| DATASET |
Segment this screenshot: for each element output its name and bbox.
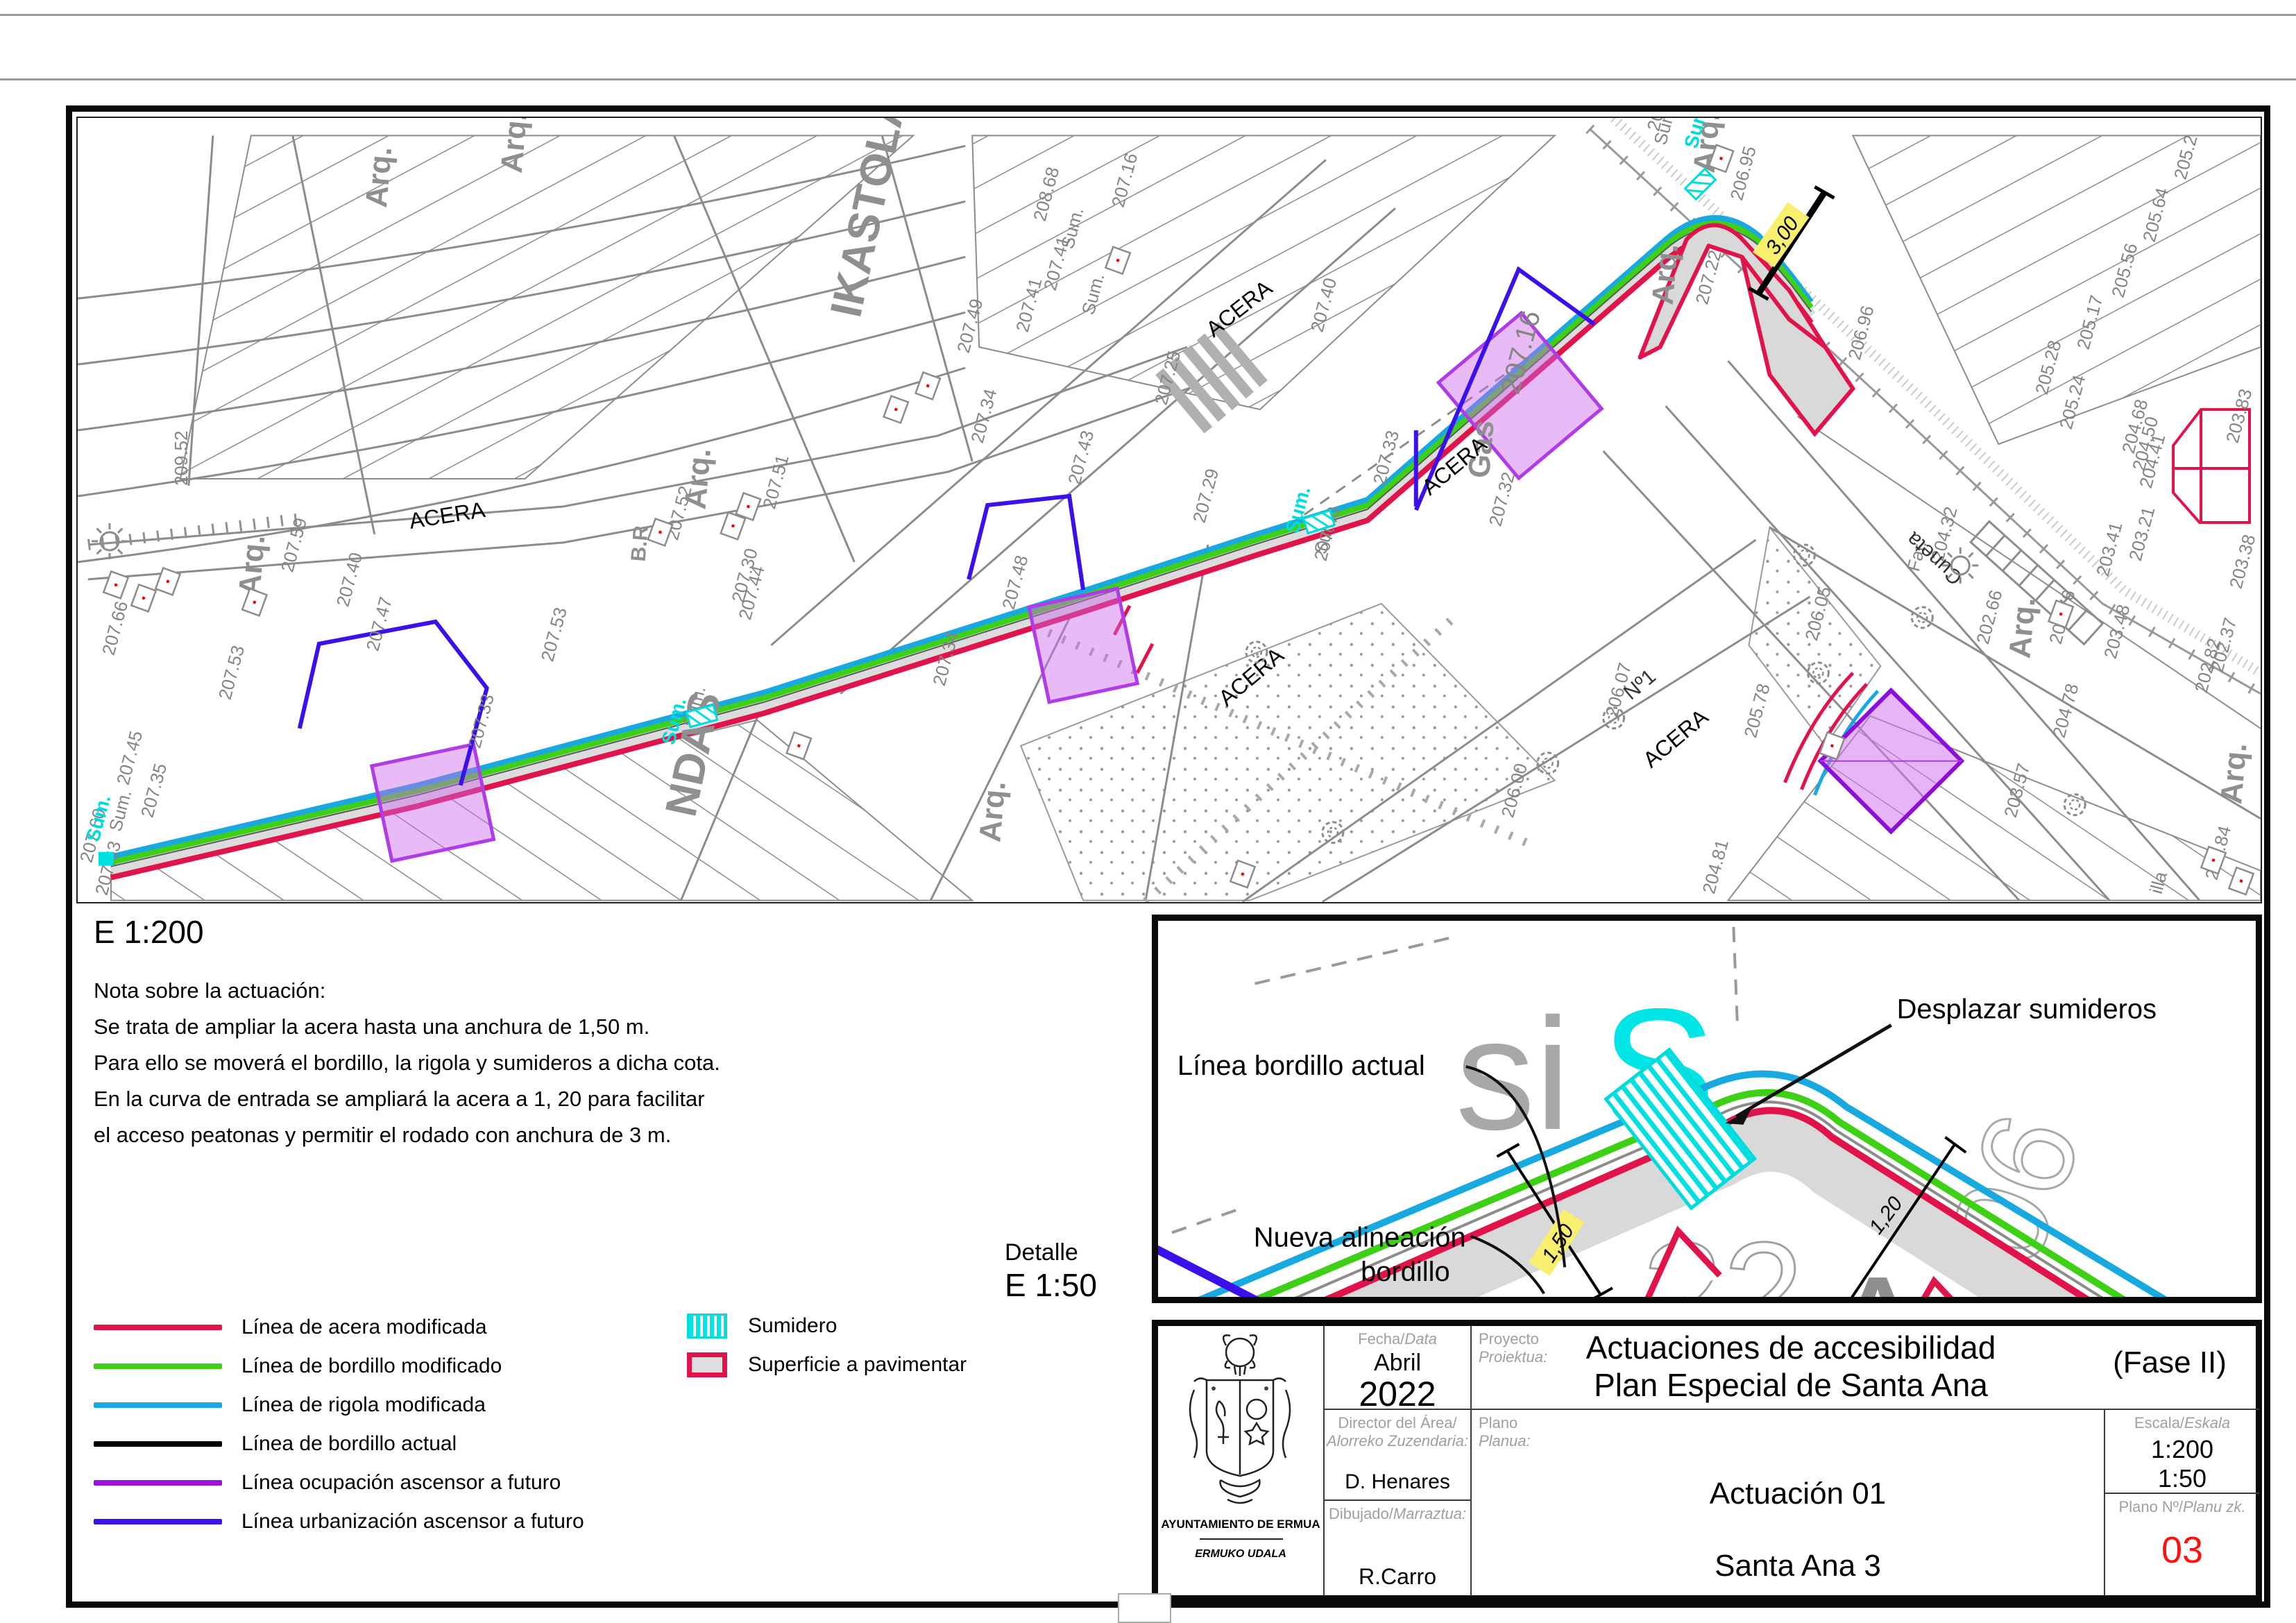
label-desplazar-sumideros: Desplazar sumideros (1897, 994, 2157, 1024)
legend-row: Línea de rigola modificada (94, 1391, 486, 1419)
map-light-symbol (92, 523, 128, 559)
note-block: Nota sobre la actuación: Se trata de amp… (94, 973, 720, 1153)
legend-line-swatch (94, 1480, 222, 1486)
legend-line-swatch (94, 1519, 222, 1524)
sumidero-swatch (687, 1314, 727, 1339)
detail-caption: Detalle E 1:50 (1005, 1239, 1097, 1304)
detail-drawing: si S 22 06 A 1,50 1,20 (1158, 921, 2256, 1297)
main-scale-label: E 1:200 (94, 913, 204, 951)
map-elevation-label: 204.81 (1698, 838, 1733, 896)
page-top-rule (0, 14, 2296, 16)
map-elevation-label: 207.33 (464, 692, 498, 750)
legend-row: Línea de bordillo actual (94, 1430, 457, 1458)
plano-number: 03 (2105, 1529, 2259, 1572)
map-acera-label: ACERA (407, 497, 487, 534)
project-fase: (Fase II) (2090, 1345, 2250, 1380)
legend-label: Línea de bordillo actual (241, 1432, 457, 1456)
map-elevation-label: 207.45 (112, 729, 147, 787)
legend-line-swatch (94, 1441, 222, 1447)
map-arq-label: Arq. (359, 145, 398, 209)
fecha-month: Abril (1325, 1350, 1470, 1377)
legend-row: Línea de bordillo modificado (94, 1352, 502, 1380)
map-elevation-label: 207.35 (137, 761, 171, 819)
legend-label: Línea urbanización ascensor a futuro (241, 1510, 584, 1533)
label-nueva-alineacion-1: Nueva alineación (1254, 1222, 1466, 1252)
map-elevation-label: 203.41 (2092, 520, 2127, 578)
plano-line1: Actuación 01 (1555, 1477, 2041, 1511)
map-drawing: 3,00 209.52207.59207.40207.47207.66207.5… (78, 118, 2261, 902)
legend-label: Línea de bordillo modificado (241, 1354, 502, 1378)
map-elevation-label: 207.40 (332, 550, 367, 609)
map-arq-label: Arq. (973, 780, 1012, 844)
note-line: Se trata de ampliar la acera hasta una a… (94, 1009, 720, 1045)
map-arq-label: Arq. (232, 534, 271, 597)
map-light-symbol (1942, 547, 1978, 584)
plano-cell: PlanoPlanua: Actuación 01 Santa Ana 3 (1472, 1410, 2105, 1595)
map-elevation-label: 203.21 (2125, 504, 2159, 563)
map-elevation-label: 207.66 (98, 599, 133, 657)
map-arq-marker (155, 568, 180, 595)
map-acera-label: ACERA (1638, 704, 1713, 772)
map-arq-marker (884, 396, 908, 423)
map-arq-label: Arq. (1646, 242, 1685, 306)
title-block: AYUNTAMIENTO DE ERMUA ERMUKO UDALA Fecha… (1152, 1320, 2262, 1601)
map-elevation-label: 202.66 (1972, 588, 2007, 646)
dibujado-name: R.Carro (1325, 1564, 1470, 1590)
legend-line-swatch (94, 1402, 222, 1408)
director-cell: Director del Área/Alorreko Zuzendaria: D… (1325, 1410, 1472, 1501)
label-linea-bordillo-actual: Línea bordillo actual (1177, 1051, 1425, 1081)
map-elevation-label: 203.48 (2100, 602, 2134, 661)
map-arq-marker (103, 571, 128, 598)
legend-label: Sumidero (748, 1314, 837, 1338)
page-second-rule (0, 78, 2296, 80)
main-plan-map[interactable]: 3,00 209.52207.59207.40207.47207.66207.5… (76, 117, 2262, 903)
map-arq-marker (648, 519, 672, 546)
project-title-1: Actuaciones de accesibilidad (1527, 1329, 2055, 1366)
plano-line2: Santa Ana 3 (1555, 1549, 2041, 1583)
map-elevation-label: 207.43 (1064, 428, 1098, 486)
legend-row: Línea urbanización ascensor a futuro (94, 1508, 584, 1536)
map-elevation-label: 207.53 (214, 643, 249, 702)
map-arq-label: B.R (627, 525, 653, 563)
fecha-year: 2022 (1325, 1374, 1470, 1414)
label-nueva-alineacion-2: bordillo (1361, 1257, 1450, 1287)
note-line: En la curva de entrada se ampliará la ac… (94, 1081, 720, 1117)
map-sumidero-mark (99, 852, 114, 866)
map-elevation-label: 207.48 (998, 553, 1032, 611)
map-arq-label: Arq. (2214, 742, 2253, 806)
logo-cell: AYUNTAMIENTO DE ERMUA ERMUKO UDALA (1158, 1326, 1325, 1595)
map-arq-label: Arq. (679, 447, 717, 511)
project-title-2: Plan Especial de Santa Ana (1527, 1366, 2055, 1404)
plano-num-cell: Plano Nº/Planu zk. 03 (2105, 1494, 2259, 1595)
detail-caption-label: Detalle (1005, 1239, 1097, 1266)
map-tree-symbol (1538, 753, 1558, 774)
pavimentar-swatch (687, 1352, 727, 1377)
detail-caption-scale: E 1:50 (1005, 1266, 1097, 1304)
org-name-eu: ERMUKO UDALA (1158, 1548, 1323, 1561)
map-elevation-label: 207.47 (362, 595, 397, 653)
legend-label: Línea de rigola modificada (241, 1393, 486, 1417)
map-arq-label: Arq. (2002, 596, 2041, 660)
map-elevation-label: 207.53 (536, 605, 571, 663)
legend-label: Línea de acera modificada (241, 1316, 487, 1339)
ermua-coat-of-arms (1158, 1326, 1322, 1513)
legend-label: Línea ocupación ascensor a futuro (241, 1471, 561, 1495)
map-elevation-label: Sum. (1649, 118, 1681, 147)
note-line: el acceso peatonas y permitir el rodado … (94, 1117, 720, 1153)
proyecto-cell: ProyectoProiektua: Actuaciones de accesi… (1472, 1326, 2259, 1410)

| EXERCISE DETAILS |
Copy out the items above word for word, from the line containing "label-desplazar-sumideros: Desplazar sumideros" through the line containing "note-block: Nota sobre", both included.

| RESULT |
label-desplazar-sumideros: Desplazar sumideros (1897, 994, 2157, 1024)
legend-row: Línea de rigola modificada (94, 1391, 486, 1419)
map-light-symbol (92, 523, 128, 559)
note-block: Nota sobre la actuación: Se trata de amp… (94, 973, 720, 1153)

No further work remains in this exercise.